Material to process
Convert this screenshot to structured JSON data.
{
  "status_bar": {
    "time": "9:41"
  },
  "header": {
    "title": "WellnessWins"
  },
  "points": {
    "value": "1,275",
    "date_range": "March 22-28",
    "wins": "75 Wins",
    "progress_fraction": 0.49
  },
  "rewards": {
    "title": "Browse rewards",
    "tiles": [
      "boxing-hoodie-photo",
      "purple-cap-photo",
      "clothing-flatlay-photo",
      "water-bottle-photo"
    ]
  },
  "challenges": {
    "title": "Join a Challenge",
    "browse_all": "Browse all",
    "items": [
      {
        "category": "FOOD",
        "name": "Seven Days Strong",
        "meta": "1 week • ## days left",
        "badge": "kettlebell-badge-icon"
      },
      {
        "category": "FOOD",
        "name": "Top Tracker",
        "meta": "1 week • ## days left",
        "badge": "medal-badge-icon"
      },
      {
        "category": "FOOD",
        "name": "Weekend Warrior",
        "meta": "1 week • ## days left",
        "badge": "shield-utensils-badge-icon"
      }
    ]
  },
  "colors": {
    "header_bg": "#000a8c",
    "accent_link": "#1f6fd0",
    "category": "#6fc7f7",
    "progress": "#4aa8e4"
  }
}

Work to do
Write out every entry exactly as given.

Exercise response
Convert this screenshot to structured JSON data.
{
  "status_bar": {
    "time": "9:41"
  },
  "header": {
    "title": "WellnessWins"
  },
  "points": {
    "value": "1,275",
    "date_range": "March 22-28",
    "wins": "75 Wins",
    "progress_fraction": 0.49
  },
  "rewards": {
    "title": "Browse rewards",
    "tiles": [
      "boxing-hoodie-photo",
      "purple-cap-photo",
      "clothing-flatlay-photo",
      "water-bottle-photo"
    ]
  },
  "challenges": {
    "title": "Join a Challenge",
    "browse_all": "Browse all",
    "items": [
      {
        "category": "FOOD",
        "name": "Seven Days Strong",
        "meta": "1 week • ## days left",
        "badge": "kettlebell-badge-icon"
      },
      {
        "category": "FOOD",
        "name": "Top Tracker",
        "meta": "1 week • ## days left",
        "badge": "medal-badge-icon"
      },
      {
        "category": "FOOD",
        "name": "Weekend Warrior",
        "meta": "1 week • ## days left",
        "badge": "shield-utensils-badge-icon"
      }
    ]
  },
  "colors": {
    "header_bg": "#000a8c",
    "accent_link": "#1f6fd0",
    "category": "#6fc7f7",
    "progress": "#4aa8e4"
  }
}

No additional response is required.